Brief: Repeat the whole listing below, word for word.

Given records:

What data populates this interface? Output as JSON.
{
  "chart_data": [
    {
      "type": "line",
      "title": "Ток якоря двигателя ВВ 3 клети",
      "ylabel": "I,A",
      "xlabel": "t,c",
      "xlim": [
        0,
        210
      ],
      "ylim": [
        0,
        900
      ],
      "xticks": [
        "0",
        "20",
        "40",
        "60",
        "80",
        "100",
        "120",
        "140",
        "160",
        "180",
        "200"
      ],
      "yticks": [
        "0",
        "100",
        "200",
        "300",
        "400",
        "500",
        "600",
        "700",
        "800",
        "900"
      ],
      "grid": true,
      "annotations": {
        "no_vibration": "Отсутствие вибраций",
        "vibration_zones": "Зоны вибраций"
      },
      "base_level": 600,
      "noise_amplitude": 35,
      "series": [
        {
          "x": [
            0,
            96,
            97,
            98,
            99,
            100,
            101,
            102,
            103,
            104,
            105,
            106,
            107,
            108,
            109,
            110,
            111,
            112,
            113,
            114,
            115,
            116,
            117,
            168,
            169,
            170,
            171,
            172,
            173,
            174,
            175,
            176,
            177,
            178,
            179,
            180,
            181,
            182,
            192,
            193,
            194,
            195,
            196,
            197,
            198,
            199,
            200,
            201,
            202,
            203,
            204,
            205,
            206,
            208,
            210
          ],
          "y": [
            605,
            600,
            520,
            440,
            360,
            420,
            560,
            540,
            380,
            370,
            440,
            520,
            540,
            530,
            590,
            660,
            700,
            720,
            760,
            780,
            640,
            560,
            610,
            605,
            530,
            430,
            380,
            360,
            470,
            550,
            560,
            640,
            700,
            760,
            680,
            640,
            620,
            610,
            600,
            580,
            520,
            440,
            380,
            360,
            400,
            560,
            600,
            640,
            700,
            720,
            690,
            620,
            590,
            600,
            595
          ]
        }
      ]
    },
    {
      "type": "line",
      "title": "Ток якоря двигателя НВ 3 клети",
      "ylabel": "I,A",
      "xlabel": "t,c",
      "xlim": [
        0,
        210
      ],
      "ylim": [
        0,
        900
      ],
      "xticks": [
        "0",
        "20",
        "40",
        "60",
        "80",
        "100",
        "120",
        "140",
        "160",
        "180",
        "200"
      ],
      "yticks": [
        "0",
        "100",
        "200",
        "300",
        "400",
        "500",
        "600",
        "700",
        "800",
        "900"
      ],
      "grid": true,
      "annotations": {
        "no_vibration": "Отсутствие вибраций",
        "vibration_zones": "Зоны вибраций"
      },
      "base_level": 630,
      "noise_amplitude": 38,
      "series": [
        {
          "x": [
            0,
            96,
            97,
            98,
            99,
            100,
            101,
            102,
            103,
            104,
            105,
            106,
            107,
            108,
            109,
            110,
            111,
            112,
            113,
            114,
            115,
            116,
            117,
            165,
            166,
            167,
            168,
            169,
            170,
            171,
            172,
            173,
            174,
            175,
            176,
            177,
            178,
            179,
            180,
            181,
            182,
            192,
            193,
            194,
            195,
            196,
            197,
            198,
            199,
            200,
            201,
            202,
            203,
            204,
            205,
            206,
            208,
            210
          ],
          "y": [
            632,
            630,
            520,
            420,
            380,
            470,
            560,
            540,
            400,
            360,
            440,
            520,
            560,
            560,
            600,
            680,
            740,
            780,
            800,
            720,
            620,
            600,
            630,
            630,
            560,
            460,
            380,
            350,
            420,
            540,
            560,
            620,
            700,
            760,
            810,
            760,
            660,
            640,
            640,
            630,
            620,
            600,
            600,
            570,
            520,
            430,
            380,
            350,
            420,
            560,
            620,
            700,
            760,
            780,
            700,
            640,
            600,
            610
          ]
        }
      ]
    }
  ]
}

Solution for this exercise:
What data populates this interface? Output as JSON.
{
  "chart_data": [
    {
      "type": "line",
      "title": "Ток якоря двигателя ВВ 3 клети",
      "ylabel": "I,A",
      "xlabel": "t,c",
      "xlim": [
        0,
        210
      ],
      "ylim": [
        0,
        900
      ],
      "xticks": [
        "0",
        "20",
        "40",
        "60",
        "80",
        "100",
        "120",
        "140",
        "160",
        "180",
        "200"
      ],
      "yticks": [
        "0",
        "100",
        "200",
        "300",
        "400",
        "500",
        "600",
        "700",
        "800",
        "900"
      ],
      "grid": true,
      "annotations": {
        "no_vibration": "Отсутствие вибраций",
        "vibration_zones": "Зоны вибраций"
      },
      "base_level": 600,
      "noise_amplitude": 35,
      "series": [
        {
          "x": [
            0,
            96,
            97,
            98,
            99,
            100,
            101,
            102,
            103,
            104,
            105,
            106,
            107,
            108,
            109,
            110,
            111,
            112,
            113,
            114,
            115,
            116,
            117,
            168,
            169,
            170,
            171,
            172,
            173,
            174,
            175,
            176,
            177,
            178,
            179,
            180,
            181,
            182,
            192,
            193,
            194,
            195,
            196,
            197,
            198,
            199,
            200,
            201,
            202,
            203,
            204,
            205,
            206,
            208,
            210
          ],
          "y": [
            605,
            600,
            520,
            440,
            360,
            420,
            560,
            540,
            380,
            370,
            440,
            520,
            540,
            530,
            590,
            660,
            700,
            720,
            760,
            780,
            640,
            560,
            610,
            605,
            530,
            430,
            380,
            360,
            470,
            550,
            560,
            640,
            700,
            760,
            680,
            640,
            620,
            610,
            600,
            580,
            520,
            440,
            380,
            360,
            400,
            560,
            600,
            640,
            700,
            720,
            690,
            620,
            590,
            600,
            595
          ]
        }
      ]
    },
    {
      "type": "line",
      "title": "Ток якоря двигателя НВ 3 клети",
      "ylabel": "I,A",
      "xlabel": "t,c",
      "xlim": [
        0,
        210
      ],
      "ylim": [
        0,
        900
      ],
      "xticks": [
        "0",
        "20",
        "40",
        "60",
        "80",
        "100",
        "120",
        "140",
        "160",
        "180",
        "200"
      ],
      "yticks": [
        "0",
        "100",
        "200",
        "300",
        "400",
        "500",
        "600",
        "700",
        "800",
        "900"
      ],
      "grid": true,
      "annotations": {
        "no_vibration": "Отсутствие вибраций",
        "vibration_zones": "Зоны вибраций"
      },
      "base_level": 630,
      "noise_amplitude": 38,
      "series": [
        {
          "x": [
            0,
            96,
            97,
            98,
            99,
            100,
            101,
            102,
            103,
            104,
            105,
            106,
            107,
            108,
            109,
            110,
            111,
            112,
            113,
            114,
            115,
            116,
            117,
            165,
            166,
            167,
            168,
            169,
            170,
            171,
            172,
            173,
            174,
            175,
            176,
            177,
            178,
            179,
            180,
            181,
            182,
            192,
            193,
            194,
            195,
            196,
            197,
            198,
            199,
            200,
            201,
            202,
            203,
            204,
            205,
            206,
            208,
            210
          ],
          "y": [
            632,
            630,
            520,
            420,
            380,
            470,
            560,
            540,
            400,
            360,
            440,
            520,
            560,
            560,
            600,
            680,
            740,
            780,
            800,
            720,
            620,
            600,
            630,
            630,
            560,
            460,
            380,
            350,
            420,
            540,
            560,
            620,
            700,
            760,
            810,
            760,
            660,
            640,
            640,
            630,
            620,
            600,
            600,
            570,
            520,
            430,
            380,
            350,
            420,
            560,
            620,
            700,
            760,
            780,
            700,
            640,
            600,
            610
          ]
        }
      ]
    }
  ]
}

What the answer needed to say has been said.